• _Directions_: Copy each line of the records that holds the string "故答案为".

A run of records
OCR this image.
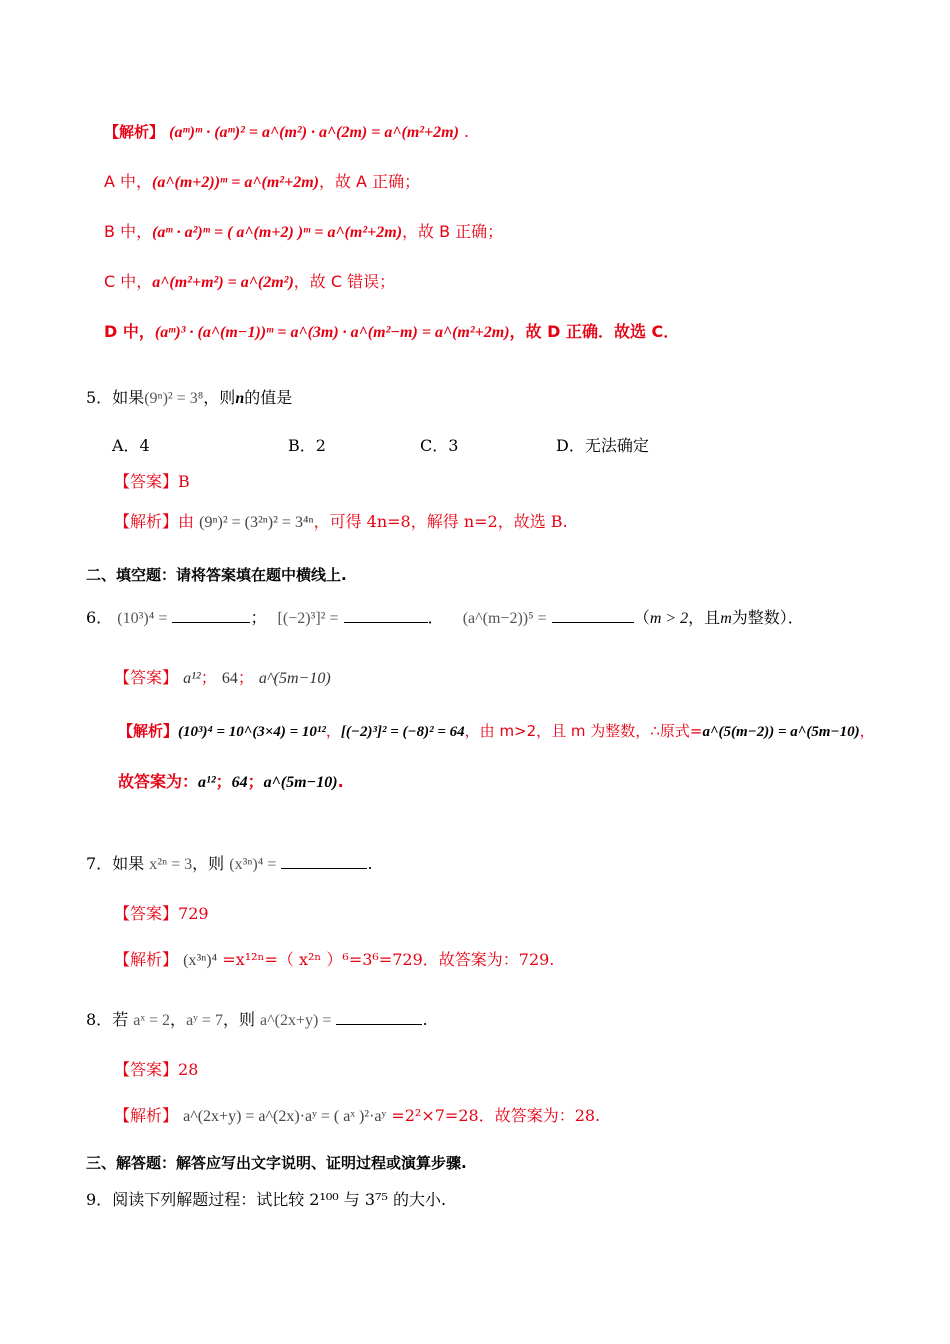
【解析】 (aᵐ)ᵐ · (aᵐ)² = a^(m²) · a^(2m) = a^(m²+2m) .
A 中，(a^(m+2))ᵐ = a^(m²+2m)，故 A 正确；
B 中，(aᵐ · a²)ᵐ = ( a^(m+2) )ᵐ = a^(m²+2m)，故 B 正确；
C 中，a^(m²+m²) = a^(2m²)，故 C 错误；
D 中，(aᵐ)³ · (a^(m−1))ᵐ = a^(3m) · a^(m²−m) = a^(m²+2m)，故 D 正确．故选 C．
5．如果(9ⁿ)² = 3⁸，则n的值是
A．4	B．2	C．3	D．无法确定
【答案】B
【解析】由 (9ⁿ)² = (3²ⁿ)² = 3⁴ⁿ，可得 4n=8，解得 n=2，故选 B.
二、填空题：请将答案填在题中横线上.
6． (10³)⁴ =	； [(−2)³]² =	． (a^(m−2))⁵ =	（m > 2，且m为整数）．
【答案】 a¹²； 64； a^(5m−10)
【解析】(10³)⁴ = 10^(3×4) = 10¹²，[(−2)³]² = (−8)² = 64，由 m>2，且 m 为整数，∴原式=a^(5(m−2)) = a^(5m−10)，
故答案为：a¹²；64；a^(5m−10).
7．如果 x²ⁿ = 3，则 (x³ⁿ)⁴ =	.
【答案】729
【解析】 (x³ⁿ)⁴ =x¹²ⁿ=（ x²ⁿ ）⁶=3⁶=729．故答案为：729.
8．若 aˣ = 2，aʸ = 7，则 a^(2x+y) =	.
【答案】28
【解析】 a^(2x+y) = a^(2x)·aʸ = ( aˣ )²·aʸ =2²×7=28．故答案为：28.
三、解答题：解答应写出文字说明、证明过程或演算步骤.
9．阅读下列解题过程：试比较 2¹⁰⁰ 与 3⁷⁵ 的大小.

• _Finished exercise_:
故答案为：a¹²；64；a^(5m−10).
【解析】 (x³ⁿ)⁴ =x¹²ⁿ=（ x²ⁿ ）⁶=3⁶=729．故答案为：729.
【解析】 a^(2x+y) = a^(2x)·aʸ = ( aˣ )²·aʸ =2²×7=28．故答案为：28.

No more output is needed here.